## WORK TO BE COMPLETED
Locate the word "Сергеевич" in the material, then show every line that holds it.

________________

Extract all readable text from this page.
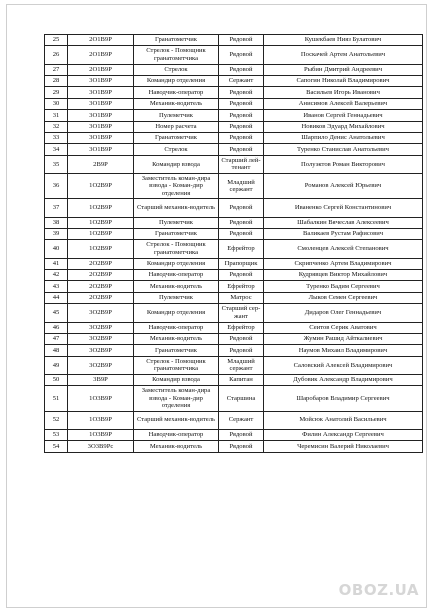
25	2О1В9Р	Гранатометчик	Рядовой	Кушекбаев Нияз Булатович
26	2О1В9Р	Стрелок - Помощник гранатометчика	Рядовой	Поскачей Артем Анатольевич
27	2О1В9Р	Стрелок	Рядовой	Рыбин Дмитрий Андреевич
28	3О1В9Р	Командир отделения	Сержант	Сапогин Николай Владимирович
29	3О1В9Р	Наводчик-оператор	Рядовой	Васильев Игорь Иванович
30	3О1В9Р	Механик-водитель	Рядовой	Анисимов Алексей Валерьевич
31	3О1В9Р	Пулеметчик	Рядовой	Иванов Сергей Геннадьевич
32	3О1В9Р	Номер расчета	Рядовой	Новиков Эдуард Михайлович
33	3О1В9Р	Гранатометчик	Рядовой	Шарпило Денис Анатольевич
34	3О1В9Р	Стрелок	Рядовой	Туренко Станислав Анатольевич
35	2В9Р	Командир взвода	Старший лей-тенант	Полуэктов Роман Викторович
36	1О2В9Р	Заместитель коман-дира взвода - Коман-дир отделения	Младший сержант	Романов Алексей Юрьевич
37	1О2В9Р	Старший механик-водитель	Рядовой	Иваненко Сергей Константинович
38	1О2В9Р	Пулеметчик	Рядовой	Шабалкин Вячеслав Алексеевич
39	1О2В9Р	Гранатометчик	Рядовой	Валикаев Рустам Рафисович
40	1О2В9Р	Стрелок - Помощник гранатометчика	Ефрейтор	Смоленцев Алексей Степанович
41	2О2В9Р	Командир отделения	Прапорщик	Скрипченко Артем Владимирович
42	2О2В9Р	Наводчик-оператор	Рядовой	Кудрявцев Виктор Михайлович
43	2О2В9Р	Механик-водитель	Ефрейтор	Туренко Вадим Сергеевич
44	2О2В9Р	Пулеметчик	Матрос	Лыков Семен Сергеевич
45	3О2В9Р	Командир отделения	Старший сер-жант	Дидаров Олег Геннадьевич
46	3О2В9Р	Наводчик-оператор	Ефрейтор	Сеитов Серик Аватович
47	3О2В9Р	Механик-водитель	Рядовой	Жумин Рашид Айткалиевич
48	3О2В9Р	Гранатометчик	Рядовой	Наумов Михаил Владимирович
49	3О2В9Р	Стрелок - Помощник гранатометчика	Младший сержант	Саловский Алексей Владимирович
50	3В9Р	Командир взвода	Капитан	Дубовик Александр Владимирович
51	1О3В9Р	Заместитель коман-дира взвода - Коман-дир отделения	Старшина	Шаробаров Владимир Сергеевич
52	1О3В9Р	Старший механик-водитель	Сержант	Мойсюк Анатолий Васильевич
53	1О3В9Р	Наводчик-оператор	Рядовой	Филин Александр Сергеевич
54	3О3В9Рс	Механик-водитель	Рядовой	Черемисин Валерий Николаевич
OBOZ.UA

________________

## EXPECTED OUTPUT
43	2О2В9Р	Механик-водитель	Ефрейтор	Туренко Вадим Сергеевич
44	2О2В9Р	Пулеметчик	Матрос	Лыков Семен Сергеевич
51	1О3В9Р	Заместитель коман-дира взвода - Коман-дир отделения	Старшина	Шаробаров Владимир Сергеевич
53	1О3В9Р	Наводчик-оператор	Рядовой	Филин Александр Сергеевич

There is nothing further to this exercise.